Exercise prompt
Determine how many lines in the entries below include "Abluftventilator". The reply should be that number and nothing else.

Input data
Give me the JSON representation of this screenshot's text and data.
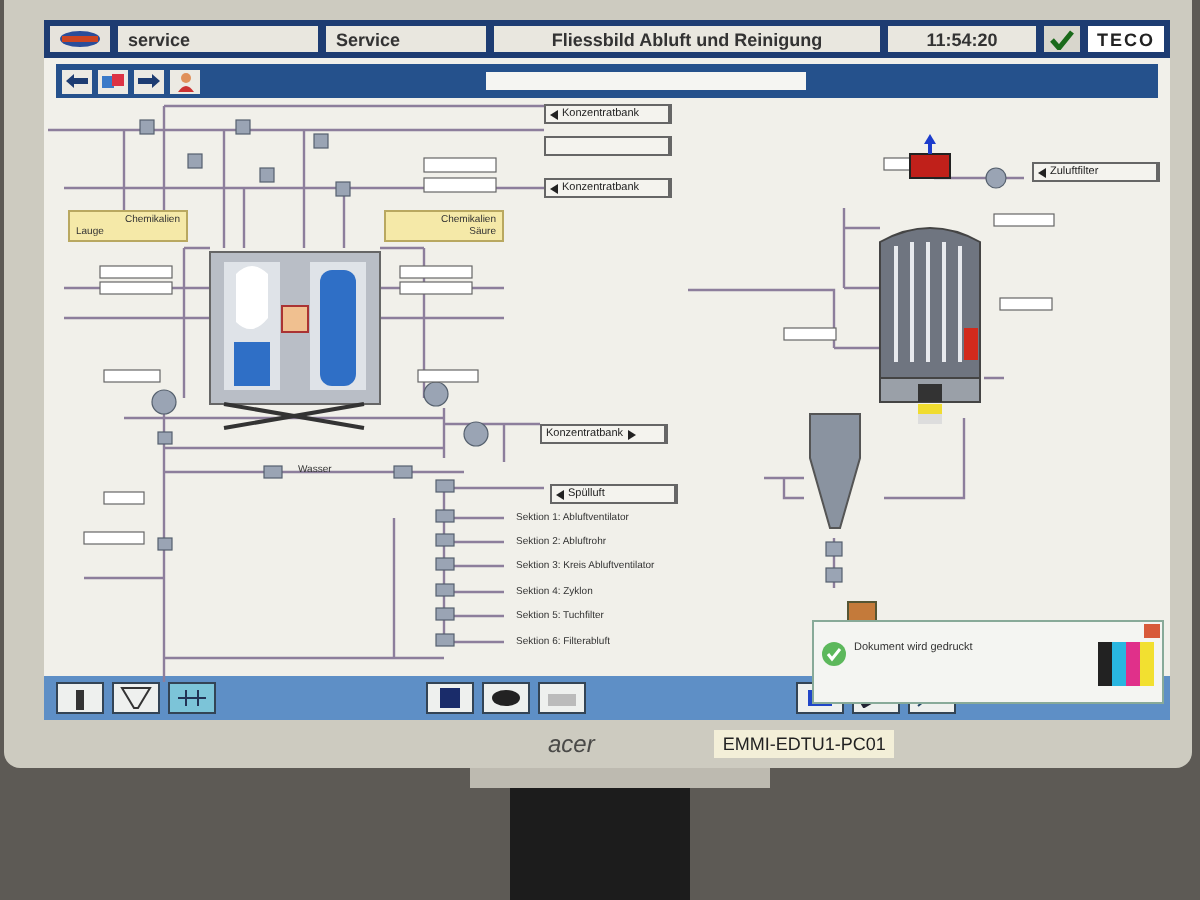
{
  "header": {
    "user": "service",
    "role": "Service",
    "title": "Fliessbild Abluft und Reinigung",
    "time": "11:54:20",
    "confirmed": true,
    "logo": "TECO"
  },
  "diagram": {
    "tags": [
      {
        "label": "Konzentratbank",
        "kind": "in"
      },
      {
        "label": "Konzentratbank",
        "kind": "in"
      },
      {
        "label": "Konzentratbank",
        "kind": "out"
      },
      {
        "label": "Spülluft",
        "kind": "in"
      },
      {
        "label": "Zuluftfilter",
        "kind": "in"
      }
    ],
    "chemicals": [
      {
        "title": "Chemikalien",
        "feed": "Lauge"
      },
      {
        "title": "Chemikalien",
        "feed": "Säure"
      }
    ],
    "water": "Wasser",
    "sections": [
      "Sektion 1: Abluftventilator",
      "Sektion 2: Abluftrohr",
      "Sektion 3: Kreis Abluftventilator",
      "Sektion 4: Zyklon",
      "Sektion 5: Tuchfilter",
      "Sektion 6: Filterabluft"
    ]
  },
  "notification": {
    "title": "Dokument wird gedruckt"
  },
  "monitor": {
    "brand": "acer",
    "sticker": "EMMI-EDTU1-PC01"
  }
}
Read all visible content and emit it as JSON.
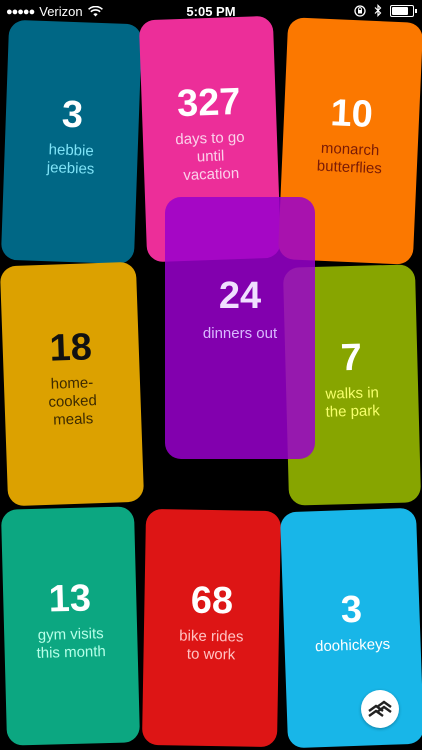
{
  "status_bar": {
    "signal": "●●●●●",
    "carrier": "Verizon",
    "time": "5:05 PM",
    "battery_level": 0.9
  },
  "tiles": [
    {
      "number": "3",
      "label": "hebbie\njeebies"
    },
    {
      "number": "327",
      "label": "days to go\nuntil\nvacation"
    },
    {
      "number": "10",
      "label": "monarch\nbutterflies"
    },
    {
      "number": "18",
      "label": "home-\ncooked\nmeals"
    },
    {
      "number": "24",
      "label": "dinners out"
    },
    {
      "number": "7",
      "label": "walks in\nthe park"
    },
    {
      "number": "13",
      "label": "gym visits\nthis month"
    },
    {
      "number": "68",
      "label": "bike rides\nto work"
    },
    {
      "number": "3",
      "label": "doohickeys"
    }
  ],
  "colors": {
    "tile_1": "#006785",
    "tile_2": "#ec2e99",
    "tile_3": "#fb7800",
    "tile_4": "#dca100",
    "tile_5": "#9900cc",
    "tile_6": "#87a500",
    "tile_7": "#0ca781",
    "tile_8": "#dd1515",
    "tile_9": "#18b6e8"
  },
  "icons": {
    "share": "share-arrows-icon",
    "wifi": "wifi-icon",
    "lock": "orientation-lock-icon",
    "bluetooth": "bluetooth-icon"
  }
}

The completed task
2